▸ WORK REQUIRED: Output every entry exactly as given.

▸ DATASET RECORDS:
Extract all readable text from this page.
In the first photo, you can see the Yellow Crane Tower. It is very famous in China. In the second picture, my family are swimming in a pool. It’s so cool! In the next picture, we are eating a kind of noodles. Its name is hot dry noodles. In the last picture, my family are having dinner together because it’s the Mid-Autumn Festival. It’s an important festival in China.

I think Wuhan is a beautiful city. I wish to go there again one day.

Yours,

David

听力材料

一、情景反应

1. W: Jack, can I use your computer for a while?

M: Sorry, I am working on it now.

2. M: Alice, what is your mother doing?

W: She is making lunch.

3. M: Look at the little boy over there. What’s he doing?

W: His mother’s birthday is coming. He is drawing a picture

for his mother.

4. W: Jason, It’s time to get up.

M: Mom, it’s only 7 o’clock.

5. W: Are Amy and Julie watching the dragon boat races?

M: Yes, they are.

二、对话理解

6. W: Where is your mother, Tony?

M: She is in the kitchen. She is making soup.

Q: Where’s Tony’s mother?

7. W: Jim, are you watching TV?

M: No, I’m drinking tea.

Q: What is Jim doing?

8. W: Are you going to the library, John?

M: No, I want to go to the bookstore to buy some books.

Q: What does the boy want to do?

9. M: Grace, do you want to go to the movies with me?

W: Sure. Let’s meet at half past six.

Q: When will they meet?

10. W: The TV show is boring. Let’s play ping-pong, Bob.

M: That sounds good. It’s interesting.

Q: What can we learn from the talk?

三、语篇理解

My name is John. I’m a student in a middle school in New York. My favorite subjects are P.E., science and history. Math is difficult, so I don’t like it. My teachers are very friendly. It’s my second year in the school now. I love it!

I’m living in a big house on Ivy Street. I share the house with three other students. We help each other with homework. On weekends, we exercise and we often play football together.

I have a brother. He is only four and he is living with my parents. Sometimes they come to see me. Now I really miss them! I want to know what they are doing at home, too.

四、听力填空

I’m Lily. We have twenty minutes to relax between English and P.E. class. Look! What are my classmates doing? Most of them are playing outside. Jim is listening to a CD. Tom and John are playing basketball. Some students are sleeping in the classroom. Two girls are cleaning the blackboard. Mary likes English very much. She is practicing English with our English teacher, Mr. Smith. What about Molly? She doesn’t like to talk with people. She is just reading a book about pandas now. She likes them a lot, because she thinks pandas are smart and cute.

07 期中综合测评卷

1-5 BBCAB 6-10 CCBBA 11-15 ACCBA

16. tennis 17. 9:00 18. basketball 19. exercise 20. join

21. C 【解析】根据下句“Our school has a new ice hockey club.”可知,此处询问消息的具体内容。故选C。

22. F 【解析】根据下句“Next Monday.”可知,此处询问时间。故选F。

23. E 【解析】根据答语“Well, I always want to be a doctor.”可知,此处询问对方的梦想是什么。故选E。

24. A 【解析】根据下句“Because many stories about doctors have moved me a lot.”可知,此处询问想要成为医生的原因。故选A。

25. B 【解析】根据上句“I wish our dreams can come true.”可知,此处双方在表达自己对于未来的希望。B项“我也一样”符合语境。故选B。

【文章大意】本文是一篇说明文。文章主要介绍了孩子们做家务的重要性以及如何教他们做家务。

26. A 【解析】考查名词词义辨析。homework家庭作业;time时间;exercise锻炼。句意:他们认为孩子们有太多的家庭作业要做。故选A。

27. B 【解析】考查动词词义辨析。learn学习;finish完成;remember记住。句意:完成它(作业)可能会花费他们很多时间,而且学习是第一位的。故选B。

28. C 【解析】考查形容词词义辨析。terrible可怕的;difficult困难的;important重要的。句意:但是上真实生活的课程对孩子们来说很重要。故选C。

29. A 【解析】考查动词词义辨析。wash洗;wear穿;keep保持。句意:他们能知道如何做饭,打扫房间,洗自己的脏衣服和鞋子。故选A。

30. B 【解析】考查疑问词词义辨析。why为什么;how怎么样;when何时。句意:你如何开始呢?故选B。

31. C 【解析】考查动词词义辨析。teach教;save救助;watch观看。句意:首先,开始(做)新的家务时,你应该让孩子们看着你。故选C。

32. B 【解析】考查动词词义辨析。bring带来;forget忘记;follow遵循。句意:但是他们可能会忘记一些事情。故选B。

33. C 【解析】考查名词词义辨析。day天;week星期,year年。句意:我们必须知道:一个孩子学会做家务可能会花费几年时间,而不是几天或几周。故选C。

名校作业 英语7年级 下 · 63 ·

▸ EXERCISE ANSWER:
Extract all readable text from this page.
In the first photo, you can see the Yellow Crane Tower. It is very famous in China. In the second picture, my family are swimming in a pool. It’s so cool! In the next picture, we are eating a kind of noodles. Its name is hot dry noodles. In the last picture, my family are having dinner together because it’s the Mid-Autumn Festival. It’s an important festival in China.

I think Wuhan is a beautiful city. I wish to go there again one day.

Yours,

David

听力材料

一、情景反应

1. W: Jack, can I use your computer for a while?

M: Sorry, I am working on it now.

2. M: Alice, what is your mother doing?

W: She is making lunch.

3. M: Look at the little boy over there. What’s he doing?

W: His mother’s birthday is coming. He is drawing a picture

for his mother.

4. W: Jason, It’s time to get up.

M: Mom, it’s only 7 o’clock.

5. W: Are Amy and Julie watching the dragon boat races?

M: Yes, they are.

二、对话理解

6. W: Where is your mother, Tony?

M: She is in the kitchen. She is making soup.

Q: Where’s Tony’s mother?

7. W: Jim, are you watching TV?

M: No, I’m drinking tea.

Q: What is Jim doing?

8. W: Are you going to the library, John?

M: No, I want to go to the bookstore to buy some books.

Q: What does the boy want to do?

9. M: Grace, do you want to go to the movies with me?

W: Sure. Let’s meet at half past six.

Q: When will they meet?

10. W: The TV show is boring. Let’s play ping-pong, Bob.

M: That sounds good. It’s interesting.

Q: What can we learn from the talk?

三、语篇理解

My name is John. I’m a student in a middle school in New York. My favorite subjects are P.E., science and history. Math is difficult, so I don’t like it. My teachers are very friendly. It’s my second year in the school now. I love it!

I’m living in a big house on Ivy Street. I share the house with three other students. We help each other with homework. On weekends, we exercise and we often play football together.

I have a brother. He is only four and he is living with my parents. Sometimes they come to see me. Now I really miss them! I want to know what they are doing at home, too.

四、听力填空

I’m Lily. We have twenty minutes to relax between English and P.E. class. Look! What are my classmates doing? Most of them are playing outside. Jim is listening to a CD. Tom and John are playing basketball. Some students are sleeping in the classroom. Two girls are cleaning the blackboard. Mary likes English very much. She is practicing English with our English teacher, Mr. Smith. What about Molly? She doesn’t like to talk with people. She is just reading a book about pandas now. She likes them a lot, because she thinks pandas are smart and cute.

07 期中综合测评卷

1-5 BBCAB 6-10 CCBBA 11-15 ACCBA

16. tennis 17. 9:00 18. basketball 19. exercise 20. join

21. C 【解析】根据下句“Our school has a new ice hockey club.”可知,此处询问消息的具体内容。故选C。

22. F 【解析】根据下句“Next Monday.”可知,此处询问时间。故选F。

23. E 【解析】根据答语“Well, I always want to be a doctor.”可知,此处询问对方的梦想是什么。故选E。

24. A 【解析】根据下句“Because many stories about doctors have moved me a lot.”可知,此处询问想要成为医生的原因。故选A。

25. B 【解析】根据上句“I wish our dreams can come true.”可知,此处双方在表达自己对于未来的希望。B项“我也一样”符合语境。故选B。

【文章大意】本文是一篇说明文。文章主要介绍了孩子们做家务的重要性以及如何教他们做家务。

26. A 【解析】考查名词词义辨析。homework家庭作业;time时间;exercise锻炼。句意:他们认为孩子们有太多的家庭作业要做。故选A。

27. B 【解析】考查动词词义辨析。learn学习;finish完成;remember记住。句意:完成它(作业)可能会花费他们很多时间,而且学习是第一位的。故选B。

28. C 【解析】考查形容词词义辨析。terrible可怕的;difficult困难的;important重要的。句意:但是上真实生活的课程对孩子们来说很重要。故选C。

29. A 【解析】考查动词词义辨析。wash洗;wear穿;keep保持。句意:他们能知道如何做饭,打扫房间,洗自己的脏衣服和鞋子。故选A。

30. B 【解析】考查疑问词词义辨析。why为什么;how怎么样;when何时。句意:你如何开始呢?故选B。

31. C 【解析】考查动词词义辨析。teach教;save救助;watch观看。句意:首先,开始(做)新的家务时,你应该让孩子们看着你。故选C。

32. B 【解析】考查动词词义辨析。bring带来;forget忘记;follow遵循。句意:但是他们可能会忘记一些事情。故选B。

33. C 【解析】考查名词词义辨析。day天;week星期,year年。句意:我们必须知道:一个孩子学会做家务可能会花费几年时间,而不是几天或几周。故选C。

名校作业 英语7年级 下 · 63 ·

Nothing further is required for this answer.